EXERCISE DIRECTIONS
Filter out everything except lines holding "website".
+--
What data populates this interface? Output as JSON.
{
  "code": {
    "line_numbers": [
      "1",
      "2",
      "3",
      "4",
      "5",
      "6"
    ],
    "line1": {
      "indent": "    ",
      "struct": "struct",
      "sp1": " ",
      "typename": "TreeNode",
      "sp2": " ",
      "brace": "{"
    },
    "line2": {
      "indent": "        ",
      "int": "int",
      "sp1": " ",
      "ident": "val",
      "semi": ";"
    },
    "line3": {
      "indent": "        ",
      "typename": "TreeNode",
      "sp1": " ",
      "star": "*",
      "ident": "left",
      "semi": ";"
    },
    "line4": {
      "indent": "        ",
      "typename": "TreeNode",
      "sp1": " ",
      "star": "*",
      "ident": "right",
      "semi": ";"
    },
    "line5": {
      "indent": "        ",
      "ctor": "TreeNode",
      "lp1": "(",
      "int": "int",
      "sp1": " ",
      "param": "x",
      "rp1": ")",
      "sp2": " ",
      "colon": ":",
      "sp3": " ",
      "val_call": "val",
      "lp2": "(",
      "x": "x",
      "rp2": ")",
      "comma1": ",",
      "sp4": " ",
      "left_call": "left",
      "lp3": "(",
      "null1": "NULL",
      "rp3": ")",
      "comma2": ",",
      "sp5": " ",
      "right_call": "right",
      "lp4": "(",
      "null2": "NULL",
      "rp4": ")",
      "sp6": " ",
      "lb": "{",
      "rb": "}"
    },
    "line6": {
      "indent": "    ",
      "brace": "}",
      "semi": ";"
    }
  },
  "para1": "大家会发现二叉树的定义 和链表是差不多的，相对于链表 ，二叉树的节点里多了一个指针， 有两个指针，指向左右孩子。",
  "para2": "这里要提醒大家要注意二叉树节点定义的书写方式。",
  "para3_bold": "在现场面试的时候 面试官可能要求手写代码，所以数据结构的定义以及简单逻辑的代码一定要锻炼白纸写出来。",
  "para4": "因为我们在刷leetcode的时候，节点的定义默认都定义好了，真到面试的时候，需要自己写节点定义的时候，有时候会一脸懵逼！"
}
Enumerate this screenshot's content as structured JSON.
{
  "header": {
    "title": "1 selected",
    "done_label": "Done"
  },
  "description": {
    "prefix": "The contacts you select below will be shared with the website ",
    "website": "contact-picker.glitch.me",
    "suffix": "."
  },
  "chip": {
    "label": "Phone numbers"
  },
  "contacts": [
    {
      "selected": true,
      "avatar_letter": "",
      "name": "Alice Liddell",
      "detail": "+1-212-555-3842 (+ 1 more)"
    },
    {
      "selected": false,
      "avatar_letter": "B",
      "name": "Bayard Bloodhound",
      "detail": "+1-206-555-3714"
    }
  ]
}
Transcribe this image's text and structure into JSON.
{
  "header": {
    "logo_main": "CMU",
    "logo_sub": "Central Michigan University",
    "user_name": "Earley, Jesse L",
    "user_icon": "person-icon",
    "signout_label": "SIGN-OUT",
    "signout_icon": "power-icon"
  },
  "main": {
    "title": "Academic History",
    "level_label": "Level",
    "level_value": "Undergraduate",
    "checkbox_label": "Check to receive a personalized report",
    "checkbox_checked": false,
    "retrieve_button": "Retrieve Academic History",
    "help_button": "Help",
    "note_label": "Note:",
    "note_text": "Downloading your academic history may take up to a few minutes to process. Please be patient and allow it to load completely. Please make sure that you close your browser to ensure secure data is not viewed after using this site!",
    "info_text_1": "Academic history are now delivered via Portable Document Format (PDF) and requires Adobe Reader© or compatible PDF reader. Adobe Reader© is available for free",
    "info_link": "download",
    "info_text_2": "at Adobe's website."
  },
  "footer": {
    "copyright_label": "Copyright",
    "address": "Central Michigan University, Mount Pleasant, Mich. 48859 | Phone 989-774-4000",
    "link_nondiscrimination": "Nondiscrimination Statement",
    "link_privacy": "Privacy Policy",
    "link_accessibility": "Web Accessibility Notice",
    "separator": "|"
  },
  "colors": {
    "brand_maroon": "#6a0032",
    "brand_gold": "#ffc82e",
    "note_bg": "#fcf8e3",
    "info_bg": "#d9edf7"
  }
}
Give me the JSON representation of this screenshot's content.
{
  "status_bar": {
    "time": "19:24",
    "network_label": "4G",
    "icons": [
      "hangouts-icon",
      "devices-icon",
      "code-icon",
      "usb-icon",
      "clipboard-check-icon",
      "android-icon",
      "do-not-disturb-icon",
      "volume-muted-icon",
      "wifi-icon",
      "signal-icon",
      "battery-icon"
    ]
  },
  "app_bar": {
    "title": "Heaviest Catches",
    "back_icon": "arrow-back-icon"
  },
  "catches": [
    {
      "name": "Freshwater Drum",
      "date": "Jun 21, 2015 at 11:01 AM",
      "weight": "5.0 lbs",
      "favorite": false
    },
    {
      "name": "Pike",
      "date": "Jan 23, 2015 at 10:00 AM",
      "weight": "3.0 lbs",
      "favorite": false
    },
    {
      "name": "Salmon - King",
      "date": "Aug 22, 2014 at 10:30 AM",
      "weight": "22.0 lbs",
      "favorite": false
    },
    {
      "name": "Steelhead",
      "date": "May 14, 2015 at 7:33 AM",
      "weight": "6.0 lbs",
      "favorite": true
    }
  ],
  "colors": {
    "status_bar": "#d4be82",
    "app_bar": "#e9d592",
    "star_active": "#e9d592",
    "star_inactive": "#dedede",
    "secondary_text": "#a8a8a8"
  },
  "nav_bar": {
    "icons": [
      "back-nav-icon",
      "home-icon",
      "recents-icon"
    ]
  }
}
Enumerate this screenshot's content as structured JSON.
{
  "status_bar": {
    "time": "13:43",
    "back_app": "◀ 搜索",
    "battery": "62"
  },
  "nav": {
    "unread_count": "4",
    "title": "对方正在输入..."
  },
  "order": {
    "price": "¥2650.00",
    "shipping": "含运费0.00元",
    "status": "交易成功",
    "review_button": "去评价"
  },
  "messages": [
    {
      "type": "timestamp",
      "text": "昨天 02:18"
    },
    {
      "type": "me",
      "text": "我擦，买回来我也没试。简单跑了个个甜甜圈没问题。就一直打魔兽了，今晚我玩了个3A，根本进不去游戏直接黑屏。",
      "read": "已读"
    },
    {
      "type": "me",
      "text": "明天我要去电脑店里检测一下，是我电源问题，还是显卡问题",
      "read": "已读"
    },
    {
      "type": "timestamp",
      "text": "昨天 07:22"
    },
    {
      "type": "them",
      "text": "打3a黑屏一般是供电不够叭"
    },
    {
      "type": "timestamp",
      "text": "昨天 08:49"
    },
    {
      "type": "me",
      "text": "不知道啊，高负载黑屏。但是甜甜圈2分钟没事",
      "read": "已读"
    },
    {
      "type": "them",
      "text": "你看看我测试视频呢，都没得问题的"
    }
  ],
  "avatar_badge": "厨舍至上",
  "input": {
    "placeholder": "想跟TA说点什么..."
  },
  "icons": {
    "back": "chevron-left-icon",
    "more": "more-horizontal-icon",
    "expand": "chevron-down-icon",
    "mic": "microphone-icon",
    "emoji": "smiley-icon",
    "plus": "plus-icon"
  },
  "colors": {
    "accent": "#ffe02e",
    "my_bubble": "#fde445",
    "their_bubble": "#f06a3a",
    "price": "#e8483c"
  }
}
+--
IN RESPONSE
    "prefix": "The contacts you select below will be shared with the website ",
    "website": "contact-picker.glitch.me",
    "info_text_2": "at Adobe's website."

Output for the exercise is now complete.